Provided material:
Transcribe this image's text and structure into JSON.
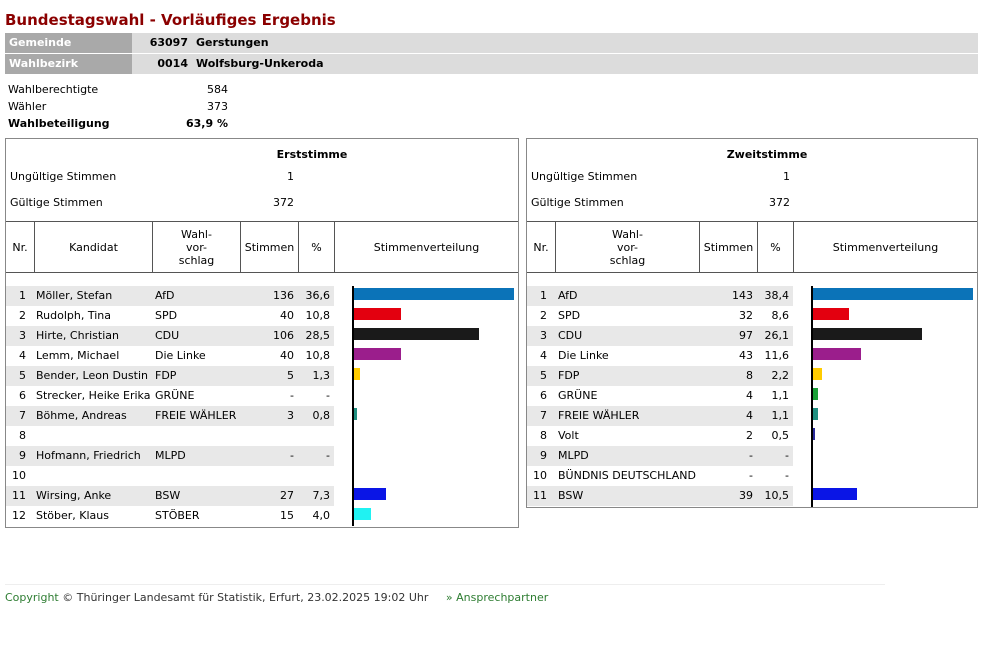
{
  "title": "Bundestagswahl - Vorläufiges Ergebnis",
  "header": {
    "gemeinde_label": "Gemeinde",
    "gemeinde_nr": "63097",
    "gemeinde_name": "Gerstungen",
    "wahlbezirk_label": "Wahlbezirk",
    "wahlbezirk_nr": "0014",
    "wahlbezirk_name": "Wolfsburg-Unkeroda"
  },
  "stats": {
    "berechtigte_label": "Wahlberechtigte",
    "berechtigte": "584",
    "waehler_label": "Wähler",
    "waehler": "373",
    "beteiligung_label": "Wahlbeteiligung",
    "beteiligung": "63,9 %"
  },
  "erst": {
    "title": "Erststimme",
    "ungueltig_label": "Ungültige Stimmen",
    "ungueltig": "1",
    "gueltig_label": "Gültige Stimmen",
    "gueltig": "372",
    "headers": {
      "nr": "Nr.",
      "kandidat": "Kandidat",
      "wahlvorschlag": "Wahl-\nvor-\nschlag",
      "stimmen": "Stimmen",
      "pct": "%",
      "verteilung": "Stimmenverteilung"
    },
    "rows": [
      {
        "nr": "1",
        "name": "Möller, Stefan",
        "party": "AfD",
        "votes": "136",
        "pct": "36,6",
        "value": 36.6,
        "color": "#0b73b8"
      },
      {
        "nr": "2",
        "name": "Rudolph, Tina",
        "party": "SPD",
        "votes": "40",
        "pct": "10,8",
        "value": 10.8,
        "color": "#e3000f"
      },
      {
        "nr": "3",
        "name": "Hirte, Christian",
        "party": "CDU",
        "votes": "106",
        "pct": "28,5",
        "value": 28.5,
        "color": "#1a1a1a"
      },
      {
        "nr": "4",
        "name": "Lemm, Michael",
        "party": "Die Linke",
        "votes": "40",
        "pct": "10,8",
        "value": 10.8,
        "color": "#9b1e8c"
      },
      {
        "nr": "5",
        "name": "Bender, Leon Dustin",
        "party": "FDP",
        "votes": "5",
        "pct": "1,3",
        "value": 1.3,
        "color": "#ffcc00"
      },
      {
        "nr": "6",
        "name": "Strecker, Heike Erika",
        "party": "GRÜNE",
        "votes": "-",
        "pct": "-",
        "value": 0,
        "color": "#1aa037"
      },
      {
        "nr": "7",
        "name": "Böhme, Andreas",
        "party": "FREIE WÄHLER",
        "votes": "3",
        "pct": "0,8",
        "value": 0.8,
        "color": "#1f8f80"
      },
      {
        "nr": "8",
        "name": "",
        "party": "",
        "votes": "",
        "pct": "",
        "value": 0,
        "color": "#ffffff"
      },
      {
        "nr": "9",
        "name": "Hofmann, Friedrich",
        "party": "MLPD",
        "votes": "-",
        "pct": "-",
        "value": 0,
        "color": "#ffffff"
      },
      {
        "nr": "10",
        "name": "",
        "party": "",
        "votes": "",
        "pct": "",
        "value": 0,
        "color": "#ffffff"
      },
      {
        "nr": "11",
        "name": "Wirsing, Anke",
        "party": "BSW",
        "votes": "27",
        "pct": "7,3",
        "value": 7.3,
        "color": "#0a15e6"
      },
      {
        "nr": "12",
        "name": "Stöber, Klaus",
        "party": "STÖBER",
        "votes": "15",
        "pct": "4,0",
        "value": 4.0,
        "color": "#20f2f2"
      }
    ]
  },
  "zweit": {
    "title": "Zweitstimme",
    "ungueltig_label": "Ungültige Stimmen",
    "ungueltig": "1",
    "gueltig_label": "Gültige Stimmen",
    "gueltig": "372",
    "headers": {
      "nr": "Nr.",
      "wahlvorschlag": "Wahl-\nvor-\nschlag",
      "stimmen": "Stimmen",
      "pct": "%",
      "verteilung": "Stimmenverteilung"
    },
    "rows": [
      {
        "nr": "1",
        "party": "AfD",
        "votes": "143",
        "pct": "38,4",
        "value": 38.4,
        "color": "#0b73b8"
      },
      {
        "nr": "2",
        "party": "SPD",
        "votes": "32",
        "pct": "8,6",
        "value": 8.6,
        "color": "#e3000f"
      },
      {
        "nr": "3",
        "party": "CDU",
        "votes": "97",
        "pct": "26,1",
        "value": 26.1,
        "color": "#1a1a1a"
      },
      {
        "nr": "4",
        "party": "Die Linke",
        "votes": "43",
        "pct": "11,6",
        "value": 11.6,
        "color": "#9b1e8c"
      },
      {
        "nr": "5",
        "party": "FDP",
        "votes": "8",
        "pct": "2,2",
        "value": 2.2,
        "color": "#ffcc00"
      },
      {
        "nr": "6",
        "party": "GRÜNE",
        "votes": "4",
        "pct": "1,1",
        "value": 1.1,
        "color": "#1aa037"
      },
      {
        "nr": "7",
        "party": "FREIE WÄHLER",
        "votes": "4",
        "pct": "1,1",
        "value": 1.1,
        "color": "#1f8f80"
      },
      {
        "nr": "8",
        "party": "Volt",
        "votes": "2",
        "pct": "0,5",
        "value": 0.5,
        "color": "#2a2a9a"
      },
      {
        "nr": "9",
        "party": "MLPD",
        "votes": "-",
        "pct": "-",
        "value": 0,
        "color": "#ffffff"
      },
      {
        "nr": "10",
        "party": "BÜNDNIS DEUTSCHLAND",
        "votes": "-",
        "pct": "-",
        "value": 0,
        "color": "#ffffff"
      },
      {
        "nr": "11",
        "party": "BSW",
        "votes": "39",
        "pct": "10,5",
        "value": 10.5,
        "color": "#0a15e6"
      }
    ]
  },
  "footer": {
    "copyright_link": "Copyright",
    "copyright_text": "© Thüringer Landesamt für Statistik, Erfurt, 23.02.2025 19:02 Uhr",
    "contact_link": "» Ansprechpartner"
  }
}
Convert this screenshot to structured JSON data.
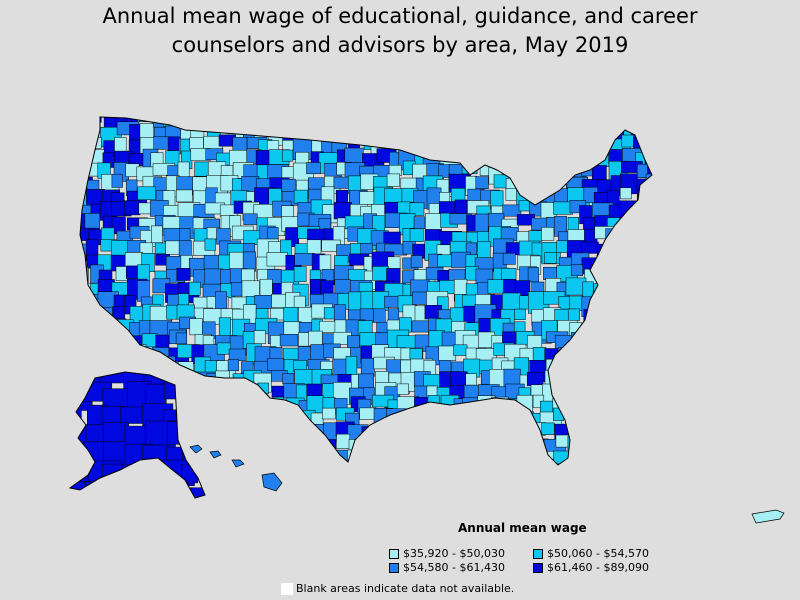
{
  "title_lines": [
    "Annual mean wage of educational, guidance, and career",
    "counselors and advisors by area, May 2019"
  ],
  "legend": {
    "title": "Annual mean wage",
    "items": [
      {
        "label": "$35,920 - $50,030",
        "color": "#a6f0f5"
      },
      {
        "label": "$50,060 - $54,570",
        "color": "#0ac8f0"
      },
      {
        "label": "$54,580 - $61,430",
        "color": "#2080ee"
      },
      {
        "label": "$61,460 - $89,090",
        "color": "#0008e0"
      }
    ]
  },
  "blank_note": "Blank areas indicate data not available.",
  "colors": {
    "background": "#dedede",
    "border": "#000000",
    "blank": "#ffffff"
  }
}
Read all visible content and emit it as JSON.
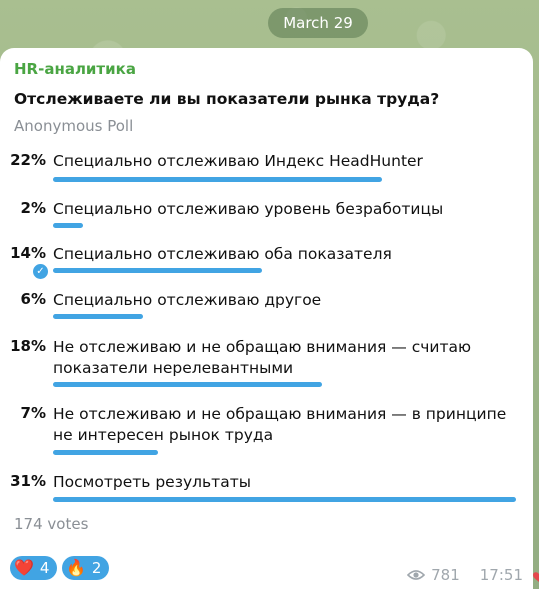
{
  "date": "March 29",
  "channel": "HR-аналитика",
  "question": "Отслеживаете ли вы показатели рынка труда?",
  "poll_type": "Anonymous Poll",
  "options": [
    {
      "percent": "22%",
      "text": "Специально отслеживаю Индекс HeadHunter",
      "value": 22,
      "selected": false
    },
    {
      "percent": "2%",
      "text": "Специально отслеживаю уровень безработицы",
      "value": 2,
      "selected": false
    },
    {
      "percent": "14%",
      "text": "Специально отслеживаю оба показателя",
      "value": 14,
      "selected": true
    },
    {
      "percent": "6%",
      "text": "Специально отслеживаю другое",
      "value": 6,
      "selected": false
    },
    {
      "percent": "18%",
      "text": "Не отслеживаю и не обращаю внимания — считаю показатели нерелевантными",
      "value": 18,
      "selected": false
    },
    {
      "percent": "7%",
      "text": "Не отслеживаю и не обращаю внимания — в принципе не интересен рынок труда",
      "value": 7,
      "selected": false
    },
    {
      "percent": "31%",
      "text": "Посмотреть результаты",
      "value": 31,
      "selected": false
    }
  ],
  "votes": "174 votes",
  "reactions": [
    {
      "emoji": "❤️",
      "icon": "heart-icon",
      "count": "4"
    },
    {
      "emoji": "🔥",
      "icon": "fire-icon",
      "count": "2"
    }
  ],
  "views": "781",
  "time": "17:51",
  "accent_color": "#41a4e3",
  "channel_color": "#4aa543"
}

The exercise:
Pick out every line holding the string "mean" and return it.

Solved exercise:
    "Annual mean wage of educational, guidance, and career",
    "title": "Annual mean wage",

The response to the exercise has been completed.